To do
Return each line of the records holding the string "appears".

Exercise inputs
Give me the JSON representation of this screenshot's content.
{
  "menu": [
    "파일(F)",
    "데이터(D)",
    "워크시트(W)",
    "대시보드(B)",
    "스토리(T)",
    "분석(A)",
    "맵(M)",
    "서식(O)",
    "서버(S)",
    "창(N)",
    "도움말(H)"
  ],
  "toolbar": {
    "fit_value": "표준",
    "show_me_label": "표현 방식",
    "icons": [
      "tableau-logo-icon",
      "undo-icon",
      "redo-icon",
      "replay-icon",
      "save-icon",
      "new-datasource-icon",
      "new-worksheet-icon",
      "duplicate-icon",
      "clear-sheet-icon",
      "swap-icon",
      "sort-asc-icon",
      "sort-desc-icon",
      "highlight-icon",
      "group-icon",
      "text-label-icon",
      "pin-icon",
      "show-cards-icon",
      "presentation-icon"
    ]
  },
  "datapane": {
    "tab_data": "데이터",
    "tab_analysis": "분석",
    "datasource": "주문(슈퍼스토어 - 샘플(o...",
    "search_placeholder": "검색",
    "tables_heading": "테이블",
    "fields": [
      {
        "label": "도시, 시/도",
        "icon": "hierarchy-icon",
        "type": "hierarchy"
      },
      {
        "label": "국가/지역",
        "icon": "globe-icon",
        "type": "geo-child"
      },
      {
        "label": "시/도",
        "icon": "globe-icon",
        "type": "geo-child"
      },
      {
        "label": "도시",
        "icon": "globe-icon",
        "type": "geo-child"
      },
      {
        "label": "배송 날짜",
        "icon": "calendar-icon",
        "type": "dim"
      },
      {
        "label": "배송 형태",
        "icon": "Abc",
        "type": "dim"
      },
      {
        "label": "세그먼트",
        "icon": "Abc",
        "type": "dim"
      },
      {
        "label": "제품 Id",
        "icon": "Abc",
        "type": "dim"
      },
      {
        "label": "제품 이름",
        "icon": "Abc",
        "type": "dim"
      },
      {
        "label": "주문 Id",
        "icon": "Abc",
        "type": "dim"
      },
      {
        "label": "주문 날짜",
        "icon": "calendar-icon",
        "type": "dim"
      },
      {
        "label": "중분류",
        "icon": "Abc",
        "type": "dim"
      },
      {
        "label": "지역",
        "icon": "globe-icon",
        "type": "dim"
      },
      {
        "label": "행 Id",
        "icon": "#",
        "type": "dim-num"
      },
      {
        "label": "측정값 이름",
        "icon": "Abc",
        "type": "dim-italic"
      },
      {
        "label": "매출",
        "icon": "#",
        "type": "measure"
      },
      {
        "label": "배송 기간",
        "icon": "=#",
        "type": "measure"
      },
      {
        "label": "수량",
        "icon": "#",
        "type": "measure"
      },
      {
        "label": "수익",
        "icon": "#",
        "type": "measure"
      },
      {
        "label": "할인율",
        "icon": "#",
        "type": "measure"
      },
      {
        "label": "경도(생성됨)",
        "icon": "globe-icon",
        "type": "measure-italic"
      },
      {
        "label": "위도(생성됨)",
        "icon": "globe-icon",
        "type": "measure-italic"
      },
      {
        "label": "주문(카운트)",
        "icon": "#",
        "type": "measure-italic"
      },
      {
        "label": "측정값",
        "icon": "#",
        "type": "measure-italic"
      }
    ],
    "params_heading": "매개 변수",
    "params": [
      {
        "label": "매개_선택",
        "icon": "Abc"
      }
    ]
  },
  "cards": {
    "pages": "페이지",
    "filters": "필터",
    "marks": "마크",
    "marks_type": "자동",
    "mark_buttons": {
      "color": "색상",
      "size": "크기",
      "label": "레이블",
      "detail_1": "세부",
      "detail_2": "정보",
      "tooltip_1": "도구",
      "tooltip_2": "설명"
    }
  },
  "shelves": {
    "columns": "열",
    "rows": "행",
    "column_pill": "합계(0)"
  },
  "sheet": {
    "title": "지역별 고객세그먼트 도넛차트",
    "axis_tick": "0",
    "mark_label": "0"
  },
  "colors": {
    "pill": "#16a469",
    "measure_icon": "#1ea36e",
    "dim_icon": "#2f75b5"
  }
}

==

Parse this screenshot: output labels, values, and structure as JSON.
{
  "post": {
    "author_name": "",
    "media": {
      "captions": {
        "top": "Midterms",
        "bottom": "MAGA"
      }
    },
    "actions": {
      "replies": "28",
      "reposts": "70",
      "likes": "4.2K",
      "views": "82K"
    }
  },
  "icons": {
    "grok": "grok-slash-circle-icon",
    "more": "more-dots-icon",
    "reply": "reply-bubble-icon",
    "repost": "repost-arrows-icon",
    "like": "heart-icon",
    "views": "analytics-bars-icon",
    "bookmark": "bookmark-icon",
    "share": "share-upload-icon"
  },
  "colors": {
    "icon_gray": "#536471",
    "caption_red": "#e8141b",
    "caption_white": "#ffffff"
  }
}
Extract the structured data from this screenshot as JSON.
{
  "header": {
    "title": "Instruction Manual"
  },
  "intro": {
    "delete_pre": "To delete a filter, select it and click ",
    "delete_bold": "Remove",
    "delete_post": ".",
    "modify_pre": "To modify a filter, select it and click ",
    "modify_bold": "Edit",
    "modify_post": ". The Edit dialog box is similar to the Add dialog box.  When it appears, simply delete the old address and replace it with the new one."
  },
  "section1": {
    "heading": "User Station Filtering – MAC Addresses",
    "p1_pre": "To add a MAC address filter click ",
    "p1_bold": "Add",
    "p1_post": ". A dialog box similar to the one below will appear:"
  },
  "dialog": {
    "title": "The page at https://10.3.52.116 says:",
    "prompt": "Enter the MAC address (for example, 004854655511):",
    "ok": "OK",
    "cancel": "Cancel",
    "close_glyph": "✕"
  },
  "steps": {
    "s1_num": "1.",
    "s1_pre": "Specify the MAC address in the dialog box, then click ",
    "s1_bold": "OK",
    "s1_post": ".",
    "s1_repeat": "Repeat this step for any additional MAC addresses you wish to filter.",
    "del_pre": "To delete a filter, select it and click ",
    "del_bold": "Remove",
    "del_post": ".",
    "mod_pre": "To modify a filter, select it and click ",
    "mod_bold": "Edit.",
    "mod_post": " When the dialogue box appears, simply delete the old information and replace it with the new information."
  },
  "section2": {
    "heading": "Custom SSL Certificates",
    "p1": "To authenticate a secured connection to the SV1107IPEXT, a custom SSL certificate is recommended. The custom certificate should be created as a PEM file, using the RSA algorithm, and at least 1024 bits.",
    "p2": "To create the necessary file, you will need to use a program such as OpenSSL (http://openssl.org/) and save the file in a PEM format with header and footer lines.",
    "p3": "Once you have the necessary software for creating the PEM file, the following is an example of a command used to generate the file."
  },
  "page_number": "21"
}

...

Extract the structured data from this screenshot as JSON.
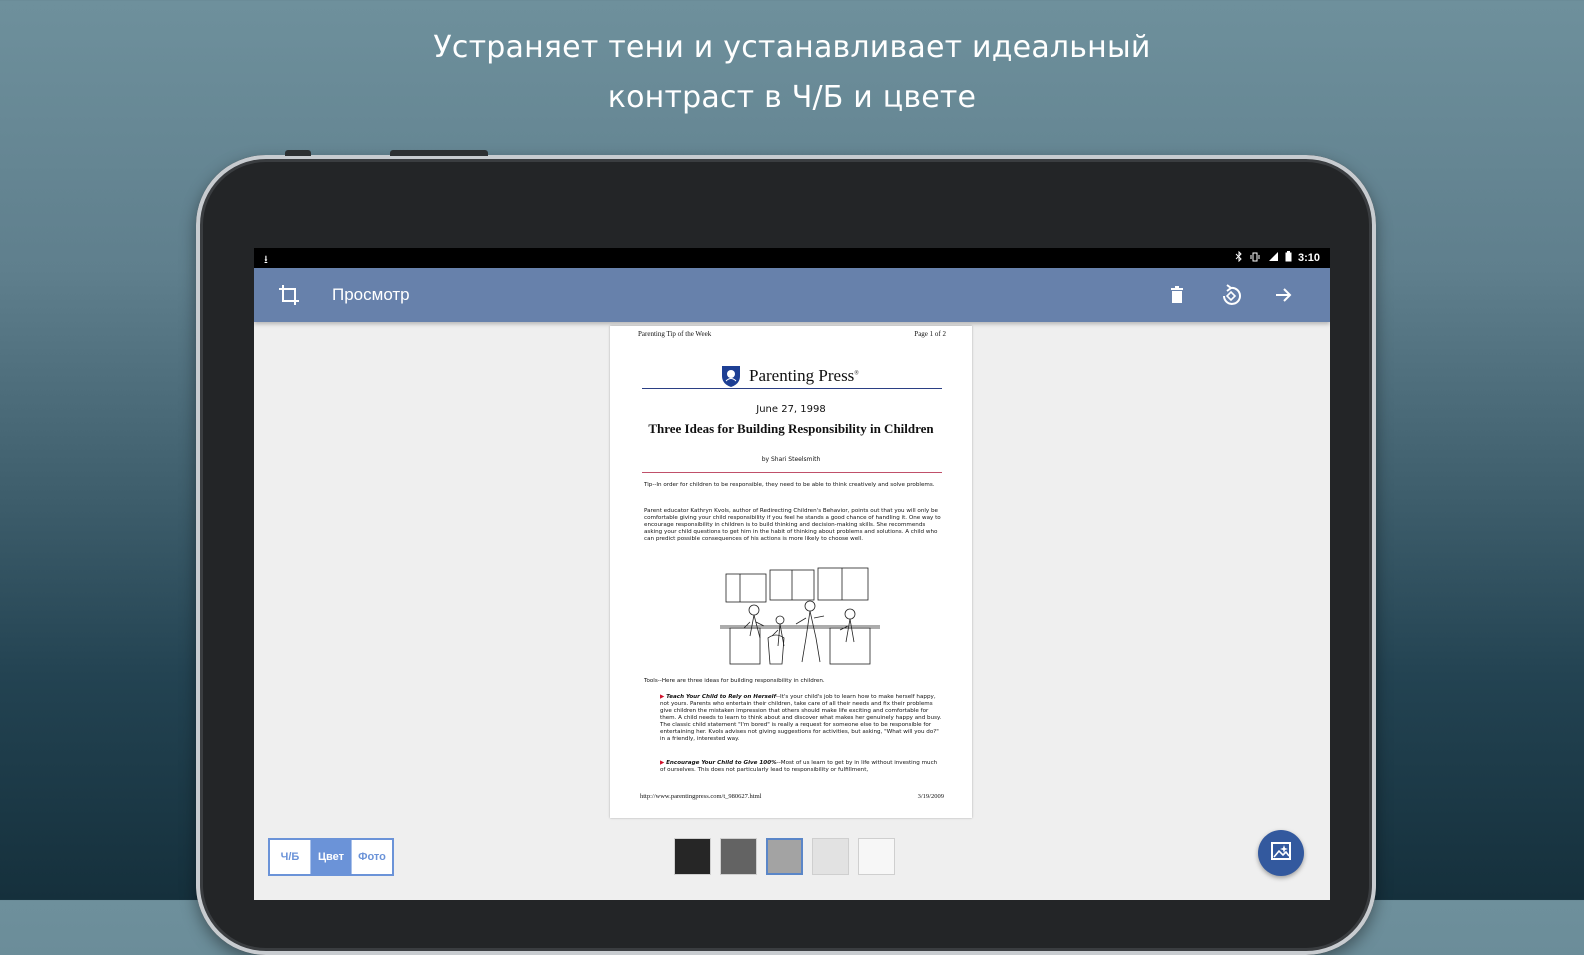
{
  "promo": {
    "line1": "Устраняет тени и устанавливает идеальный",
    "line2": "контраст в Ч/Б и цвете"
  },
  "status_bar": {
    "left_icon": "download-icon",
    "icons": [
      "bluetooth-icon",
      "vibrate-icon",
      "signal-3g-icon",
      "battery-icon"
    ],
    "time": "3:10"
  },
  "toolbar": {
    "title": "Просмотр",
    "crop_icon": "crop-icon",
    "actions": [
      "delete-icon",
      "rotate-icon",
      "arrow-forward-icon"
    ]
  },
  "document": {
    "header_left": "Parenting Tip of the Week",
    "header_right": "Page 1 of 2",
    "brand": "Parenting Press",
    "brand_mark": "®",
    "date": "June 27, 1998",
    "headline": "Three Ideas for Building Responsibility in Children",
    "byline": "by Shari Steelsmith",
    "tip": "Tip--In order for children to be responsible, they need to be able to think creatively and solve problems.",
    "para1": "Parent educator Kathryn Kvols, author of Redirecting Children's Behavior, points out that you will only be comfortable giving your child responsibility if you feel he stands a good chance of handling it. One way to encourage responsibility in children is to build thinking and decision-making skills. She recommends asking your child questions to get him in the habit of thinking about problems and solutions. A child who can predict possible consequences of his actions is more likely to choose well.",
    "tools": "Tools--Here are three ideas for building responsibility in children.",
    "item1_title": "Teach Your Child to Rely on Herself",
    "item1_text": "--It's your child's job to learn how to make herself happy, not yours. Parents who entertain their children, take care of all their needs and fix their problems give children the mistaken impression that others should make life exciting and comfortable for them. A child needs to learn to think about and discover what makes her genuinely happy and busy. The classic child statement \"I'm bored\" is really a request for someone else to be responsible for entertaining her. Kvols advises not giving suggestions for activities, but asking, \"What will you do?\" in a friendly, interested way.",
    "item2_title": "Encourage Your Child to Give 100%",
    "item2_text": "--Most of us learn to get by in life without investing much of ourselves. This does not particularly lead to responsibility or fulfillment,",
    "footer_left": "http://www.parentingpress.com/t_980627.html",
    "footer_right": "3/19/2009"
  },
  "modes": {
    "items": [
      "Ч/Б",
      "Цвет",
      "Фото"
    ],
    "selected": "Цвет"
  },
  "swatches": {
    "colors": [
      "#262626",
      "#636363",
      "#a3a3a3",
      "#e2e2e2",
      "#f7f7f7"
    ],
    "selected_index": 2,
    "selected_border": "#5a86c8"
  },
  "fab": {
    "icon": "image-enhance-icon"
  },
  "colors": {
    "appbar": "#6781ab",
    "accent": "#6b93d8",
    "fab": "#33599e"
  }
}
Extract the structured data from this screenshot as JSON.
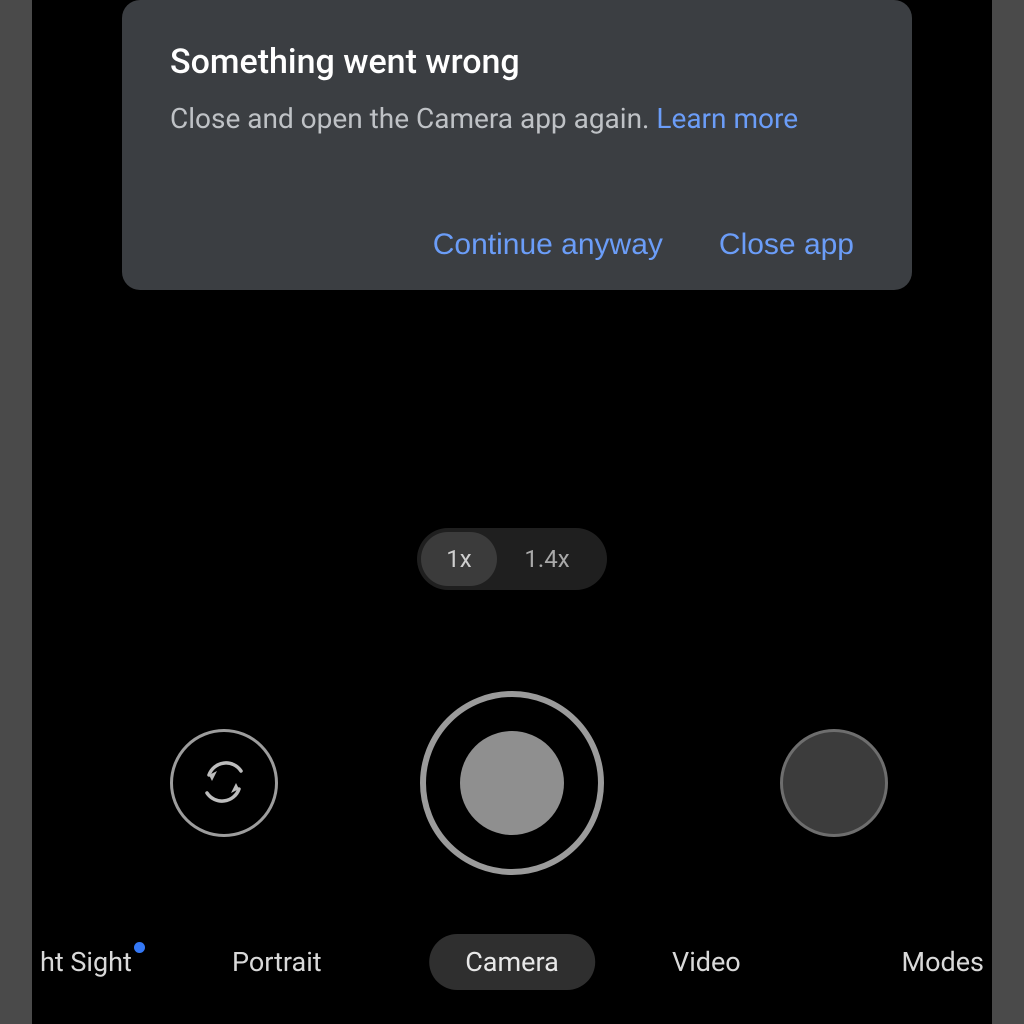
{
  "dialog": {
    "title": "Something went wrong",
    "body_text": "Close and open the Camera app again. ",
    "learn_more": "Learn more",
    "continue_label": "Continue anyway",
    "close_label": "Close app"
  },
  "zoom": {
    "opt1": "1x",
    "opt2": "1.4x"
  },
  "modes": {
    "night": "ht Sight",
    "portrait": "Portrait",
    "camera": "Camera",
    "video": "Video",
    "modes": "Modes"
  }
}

Result
    "modify_post": ". The Edit dialog box is similar to the Add dialog box.  When it appears, simply delete the old address and replace it with the new one."
    "mod_post": " When the dialogue box appears, simply delete the old information and replace it with the new information."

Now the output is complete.